Task to complete: Write the records out again, precisely as they stand.

Supplied data:
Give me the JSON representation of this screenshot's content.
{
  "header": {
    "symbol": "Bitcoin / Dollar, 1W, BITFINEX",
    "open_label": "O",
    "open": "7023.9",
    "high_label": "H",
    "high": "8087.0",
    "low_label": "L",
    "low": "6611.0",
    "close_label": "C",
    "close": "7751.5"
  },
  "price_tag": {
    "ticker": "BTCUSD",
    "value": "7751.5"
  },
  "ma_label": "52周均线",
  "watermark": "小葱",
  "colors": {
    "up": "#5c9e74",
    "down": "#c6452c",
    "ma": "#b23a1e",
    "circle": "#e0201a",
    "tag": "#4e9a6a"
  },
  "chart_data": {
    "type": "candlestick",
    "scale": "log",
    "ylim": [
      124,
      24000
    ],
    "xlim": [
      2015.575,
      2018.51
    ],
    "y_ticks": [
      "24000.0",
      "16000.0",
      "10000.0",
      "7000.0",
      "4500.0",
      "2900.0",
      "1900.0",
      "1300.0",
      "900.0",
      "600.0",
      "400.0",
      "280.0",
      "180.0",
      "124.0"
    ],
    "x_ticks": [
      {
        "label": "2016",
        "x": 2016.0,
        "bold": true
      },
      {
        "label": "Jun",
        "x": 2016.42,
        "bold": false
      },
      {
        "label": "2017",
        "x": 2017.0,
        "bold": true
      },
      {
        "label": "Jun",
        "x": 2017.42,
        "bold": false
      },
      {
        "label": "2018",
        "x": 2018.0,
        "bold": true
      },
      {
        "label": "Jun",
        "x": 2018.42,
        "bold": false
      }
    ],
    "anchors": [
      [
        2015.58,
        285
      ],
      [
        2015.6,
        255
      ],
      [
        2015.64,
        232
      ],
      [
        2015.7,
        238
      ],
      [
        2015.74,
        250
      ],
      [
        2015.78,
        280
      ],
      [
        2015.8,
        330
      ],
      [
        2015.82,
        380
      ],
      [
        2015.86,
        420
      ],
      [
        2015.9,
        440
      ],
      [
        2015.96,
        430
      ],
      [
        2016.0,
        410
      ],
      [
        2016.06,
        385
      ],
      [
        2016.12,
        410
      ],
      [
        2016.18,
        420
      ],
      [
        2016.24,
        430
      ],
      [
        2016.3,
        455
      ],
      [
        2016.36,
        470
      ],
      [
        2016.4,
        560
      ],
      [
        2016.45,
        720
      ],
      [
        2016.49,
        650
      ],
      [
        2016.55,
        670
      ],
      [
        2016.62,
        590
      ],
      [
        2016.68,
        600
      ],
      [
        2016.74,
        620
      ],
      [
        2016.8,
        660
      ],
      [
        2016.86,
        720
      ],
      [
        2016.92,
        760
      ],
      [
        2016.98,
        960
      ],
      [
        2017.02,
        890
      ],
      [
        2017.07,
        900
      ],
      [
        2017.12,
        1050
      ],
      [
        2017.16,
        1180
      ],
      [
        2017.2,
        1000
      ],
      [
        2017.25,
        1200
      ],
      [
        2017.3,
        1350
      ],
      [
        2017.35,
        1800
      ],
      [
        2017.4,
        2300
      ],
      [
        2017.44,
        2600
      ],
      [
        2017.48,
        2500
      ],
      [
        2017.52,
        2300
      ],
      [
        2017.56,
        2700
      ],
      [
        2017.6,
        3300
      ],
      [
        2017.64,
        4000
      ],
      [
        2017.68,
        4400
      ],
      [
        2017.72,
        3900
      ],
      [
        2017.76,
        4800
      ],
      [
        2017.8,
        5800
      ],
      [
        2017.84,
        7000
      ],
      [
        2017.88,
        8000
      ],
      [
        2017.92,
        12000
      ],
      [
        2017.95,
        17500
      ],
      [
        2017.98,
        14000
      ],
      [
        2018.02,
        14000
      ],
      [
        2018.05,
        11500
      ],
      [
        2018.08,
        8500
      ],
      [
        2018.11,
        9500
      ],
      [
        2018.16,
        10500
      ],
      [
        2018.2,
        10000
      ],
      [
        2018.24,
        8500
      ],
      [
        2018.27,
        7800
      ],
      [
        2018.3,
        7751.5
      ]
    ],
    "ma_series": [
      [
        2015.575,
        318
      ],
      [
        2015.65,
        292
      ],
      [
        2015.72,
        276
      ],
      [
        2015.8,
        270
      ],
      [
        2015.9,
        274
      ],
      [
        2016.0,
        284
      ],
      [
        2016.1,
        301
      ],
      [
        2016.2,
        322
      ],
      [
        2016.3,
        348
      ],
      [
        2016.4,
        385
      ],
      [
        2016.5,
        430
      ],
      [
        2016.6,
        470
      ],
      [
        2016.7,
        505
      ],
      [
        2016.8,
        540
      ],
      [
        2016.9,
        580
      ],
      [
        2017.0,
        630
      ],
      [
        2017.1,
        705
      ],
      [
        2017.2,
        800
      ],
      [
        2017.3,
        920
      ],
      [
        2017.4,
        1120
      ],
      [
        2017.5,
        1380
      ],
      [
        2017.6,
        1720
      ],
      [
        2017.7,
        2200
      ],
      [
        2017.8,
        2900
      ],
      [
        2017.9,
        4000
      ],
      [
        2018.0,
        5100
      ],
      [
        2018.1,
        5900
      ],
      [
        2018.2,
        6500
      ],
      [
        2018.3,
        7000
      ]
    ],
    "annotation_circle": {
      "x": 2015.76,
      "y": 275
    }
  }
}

Answer below:
Give me the JSON representation of this screenshot's content.
{
  "header": {
    "symbol": "Bitcoin / Dollar, 1W, BITFINEX",
    "open_label": "O",
    "open": "7023.9",
    "high_label": "H",
    "high": "8087.0",
    "low_label": "L",
    "low": "6611.0",
    "close_label": "C",
    "close": "7751.5"
  },
  "price_tag": {
    "ticker": "BTCUSD",
    "value": "7751.5"
  },
  "ma_label": "52周均线",
  "watermark": "小葱",
  "colors": {
    "up": "#5c9e74",
    "down": "#c6452c",
    "ma": "#b23a1e",
    "circle": "#e0201a",
    "tag": "#4e9a6a"
  },
  "chart_data": {
    "type": "candlestick",
    "scale": "log",
    "ylim": [
      124,
      24000
    ],
    "xlim": [
      2015.575,
      2018.51
    ],
    "y_ticks": [
      "24000.0",
      "16000.0",
      "10000.0",
      "7000.0",
      "4500.0",
      "2900.0",
      "1900.0",
      "1300.0",
      "900.0",
      "600.0",
      "400.0",
      "280.0",
      "180.0",
      "124.0"
    ],
    "x_ticks": [
      {
        "label": "2016",
        "x": 2016.0,
        "bold": true
      },
      {
        "label": "Jun",
        "x": 2016.42,
        "bold": false
      },
      {
        "label": "2017",
        "x": 2017.0,
        "bold": true
      },
      {
        "label": "Jun",
        "x": 2017.42,
        "bold": false
      },
      {
        "label": "2018",
        "x": 2018.0,
        "bold": true
      },
      {
        "label": "Jun",
        "x": 2018.42,
        "bold": false
      }
    ],
    "anchors": [
      [
        2015.58,
        285
      ],
      [
        2015.6,
        255
      ],
      [
        2015.64,
        232
      ],
      [
        2015.7,
        238
      ],
      [
        2015.74,
        250
      ],
      [
        2015.78,
        280
      ],
      [
        2015.8,
        330
      ],
      [
        2015.82,
        380
      ],
      [
        2015.86,
        420
      ],
      [
        2015.9,
        440
      ],
      [
        2015.96,
        430
      ],
      [
        2016.0,
        410
      ],
      [
        2016.06,
        385
      ],
      [
        2016.12,
        410
      ],
      [
        2016.18,
        420
      ],
      [
        2016.24,
        430
      ],
      [
        2016.3,
        455
      ],
      [
        2016.36,
        470
      ],
      [
        2016.4,
        560
      ],
      [
        2016.45,
        720
      ],
      [
        2016.49,
        650
      ],
      [
        2016.55,
        670
      ],
      [
        2016.62,
        590
      ],
      [
        2016.68,
        600
      ],
      [
        2016.74,
        620
      ],
      [
        2016.8,
        660
      ],
      [
        2016.86,
        720
      ],
      [
        2016.92,
        760
      ],
      [
        2016.98,
        960
      ],
      [
        2017.02,
        890
      ],
      [
        2017.07,
        900
      ],
      [
        2017.12,
        1050
      ],
      [
        2017.16,
        1180
      ],
      [
        2017.2,
        1000
      ],
      [
        2017.25,
        1200
      ],
      [
        2017.3,
        1350
      ],
      [
        2017.35,
        1800
      ],
      [
        2017.4,
        2300
      ],
      [
        2017.44,
        2600
      ],
      [
        2017.48,
        2500
      ],
      [
        2017.52,
        2300
      ],
      [
        2017.56,
        2700
      ],
      [
        2017.6,
        3300
      ],
      [
        2017.64,
        4000
      ],
      [
        2017.68,
        4400
      ],
      [
        2017.72,
        3900
      ],
      [
        2017.76,
        4800
      ],
      [
        2017.8,
        5800
      ],
      [
        2017.84,
        7000
      ],
      [
        2017.88,
        8000
      ],
      [
        2017.92,
        12000
      ],
      [
        2017.95,
        17500
      ],
      [
        2017.98,
        14000
      ],
      [
        2018.02,
        14000
      ],
      [
        2018.05,
        11500
      ],
      [
        2018.08,
        8500
      ],
      [
        2018.11,
        9500
      ],
      [
        2018.16,
        10500
      ],
      [
        2018.2,
        10000
      ],
      [
        2018.24,
        8500
      ],
      [
        2018.27,
        7800
      ],
      [
        2018.3,
        7751.5
      ]
    ],
    "ma_series": [
      [
        2015.575,
        318
      ],
      [
        2015.65,
        292
      ],
      [
        2015.72,
        276
      ],
      [
        2015.8,
        270
      ],
      [
        2015.9,
        274
      ],
      [
        2016.0,
        284
      ],
      [
        2016.1,
        301
      ],
      [
        2016.2,
        322
      ],
      [
        2016.3,
        348
      ],
      [
        2016.4,
        385
      ],
      [
        2016.5,
        430
      ],
      [
        2016.6,
        470
      ],
      [
        2016.7,
        505
      ],
      [
        2016.8,
        540
      ],
      [
        2016.9,
        580
      ],
      [
        2017.0,
        630
      ],
      [
        2017.1,
        705
      ],
      [
        2017.2,
        800
      ],
      [
        2017.3,
        920
      ],
      [
        2017.4,
        1120
      ],
      [
        2017.5,
        1380
      ],
      [
        2017.6,
        1720
      ],
      [
        2017.7,
        2200
      ],
      [
        2017.8,
        2900
      ],
      [
        2017.9,
        4000
      ],
      [
        2018.0,
        5100
      ],
      [
        2018.1,
        5900
      ],
      [
        2018.2,
        6500
      ],
      [
        2018.3,
        7000
      ]
    ],
    "annotation_circle": {
      "x": 2015.76,
      "y": 275
    }
  }
}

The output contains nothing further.